■ **INFORMATION SUPPLIED**
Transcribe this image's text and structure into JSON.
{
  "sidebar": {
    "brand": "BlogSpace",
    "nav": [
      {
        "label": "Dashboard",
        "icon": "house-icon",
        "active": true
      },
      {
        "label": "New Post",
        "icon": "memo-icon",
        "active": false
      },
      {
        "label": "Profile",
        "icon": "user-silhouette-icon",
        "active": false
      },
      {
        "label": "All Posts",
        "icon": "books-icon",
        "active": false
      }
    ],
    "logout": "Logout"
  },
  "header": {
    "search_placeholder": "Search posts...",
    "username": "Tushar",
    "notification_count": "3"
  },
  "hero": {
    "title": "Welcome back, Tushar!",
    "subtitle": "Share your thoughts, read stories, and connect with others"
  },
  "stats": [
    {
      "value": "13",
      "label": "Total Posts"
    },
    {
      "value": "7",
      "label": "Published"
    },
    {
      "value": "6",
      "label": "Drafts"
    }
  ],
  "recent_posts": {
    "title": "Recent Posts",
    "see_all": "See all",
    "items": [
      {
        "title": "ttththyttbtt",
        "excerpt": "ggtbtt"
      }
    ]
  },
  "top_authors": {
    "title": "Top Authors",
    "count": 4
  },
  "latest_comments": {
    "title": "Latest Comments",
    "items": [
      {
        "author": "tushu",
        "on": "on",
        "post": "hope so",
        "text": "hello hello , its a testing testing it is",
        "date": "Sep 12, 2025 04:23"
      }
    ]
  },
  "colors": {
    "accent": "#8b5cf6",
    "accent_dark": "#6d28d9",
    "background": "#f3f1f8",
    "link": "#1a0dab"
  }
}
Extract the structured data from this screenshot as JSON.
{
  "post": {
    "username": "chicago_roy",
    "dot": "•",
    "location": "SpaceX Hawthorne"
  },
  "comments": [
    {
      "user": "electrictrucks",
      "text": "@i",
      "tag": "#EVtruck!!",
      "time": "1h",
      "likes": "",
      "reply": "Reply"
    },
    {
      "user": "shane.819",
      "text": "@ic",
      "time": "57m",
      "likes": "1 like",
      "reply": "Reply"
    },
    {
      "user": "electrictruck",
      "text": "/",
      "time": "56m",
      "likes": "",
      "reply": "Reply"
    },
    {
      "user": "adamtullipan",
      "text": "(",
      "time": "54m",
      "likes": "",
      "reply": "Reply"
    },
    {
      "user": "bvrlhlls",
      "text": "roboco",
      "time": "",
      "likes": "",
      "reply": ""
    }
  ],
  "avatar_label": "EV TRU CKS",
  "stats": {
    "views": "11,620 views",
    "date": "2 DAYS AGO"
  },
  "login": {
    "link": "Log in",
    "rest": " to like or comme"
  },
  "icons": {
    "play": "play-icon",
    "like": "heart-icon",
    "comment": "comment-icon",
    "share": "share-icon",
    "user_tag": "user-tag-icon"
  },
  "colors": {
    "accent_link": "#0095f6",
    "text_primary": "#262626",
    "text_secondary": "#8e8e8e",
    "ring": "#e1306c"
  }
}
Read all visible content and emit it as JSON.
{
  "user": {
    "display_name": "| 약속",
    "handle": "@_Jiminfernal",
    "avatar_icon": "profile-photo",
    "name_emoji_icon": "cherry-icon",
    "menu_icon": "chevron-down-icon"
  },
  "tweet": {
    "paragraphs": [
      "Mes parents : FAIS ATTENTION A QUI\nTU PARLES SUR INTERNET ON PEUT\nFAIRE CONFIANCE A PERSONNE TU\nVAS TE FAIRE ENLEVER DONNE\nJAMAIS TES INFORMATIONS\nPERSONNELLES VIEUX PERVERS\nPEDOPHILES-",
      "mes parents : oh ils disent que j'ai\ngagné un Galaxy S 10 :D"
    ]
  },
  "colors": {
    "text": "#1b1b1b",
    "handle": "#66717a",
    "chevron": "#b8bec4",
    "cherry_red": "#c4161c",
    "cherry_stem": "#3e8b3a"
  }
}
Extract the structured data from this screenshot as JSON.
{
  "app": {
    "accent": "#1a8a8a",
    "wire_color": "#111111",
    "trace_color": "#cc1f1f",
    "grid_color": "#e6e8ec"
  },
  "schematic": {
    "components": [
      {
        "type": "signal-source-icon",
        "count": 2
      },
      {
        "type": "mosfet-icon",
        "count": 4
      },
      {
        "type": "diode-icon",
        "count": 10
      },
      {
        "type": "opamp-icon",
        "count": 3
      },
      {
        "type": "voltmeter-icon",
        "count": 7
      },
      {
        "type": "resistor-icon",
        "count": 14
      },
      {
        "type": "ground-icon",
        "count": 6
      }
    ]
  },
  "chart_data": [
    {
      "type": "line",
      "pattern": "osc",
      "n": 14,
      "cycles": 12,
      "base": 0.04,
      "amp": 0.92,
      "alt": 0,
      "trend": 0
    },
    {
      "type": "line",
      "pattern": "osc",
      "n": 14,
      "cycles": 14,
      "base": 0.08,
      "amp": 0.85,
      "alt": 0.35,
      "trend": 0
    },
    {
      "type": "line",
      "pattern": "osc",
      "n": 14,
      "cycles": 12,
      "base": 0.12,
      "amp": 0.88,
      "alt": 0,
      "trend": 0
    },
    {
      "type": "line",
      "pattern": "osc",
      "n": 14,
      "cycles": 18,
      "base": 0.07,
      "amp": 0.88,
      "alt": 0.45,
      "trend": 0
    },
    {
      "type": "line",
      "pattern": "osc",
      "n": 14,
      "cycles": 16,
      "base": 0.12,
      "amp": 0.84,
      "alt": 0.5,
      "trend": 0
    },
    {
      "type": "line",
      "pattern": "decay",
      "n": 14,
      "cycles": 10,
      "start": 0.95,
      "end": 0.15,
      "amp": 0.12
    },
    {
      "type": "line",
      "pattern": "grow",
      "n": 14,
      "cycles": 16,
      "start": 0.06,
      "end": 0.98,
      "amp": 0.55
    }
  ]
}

■ **DO THIS**
State how many lines of the listing include the word "time". Reply with the number alone.

■ **FULL ANSWER**
5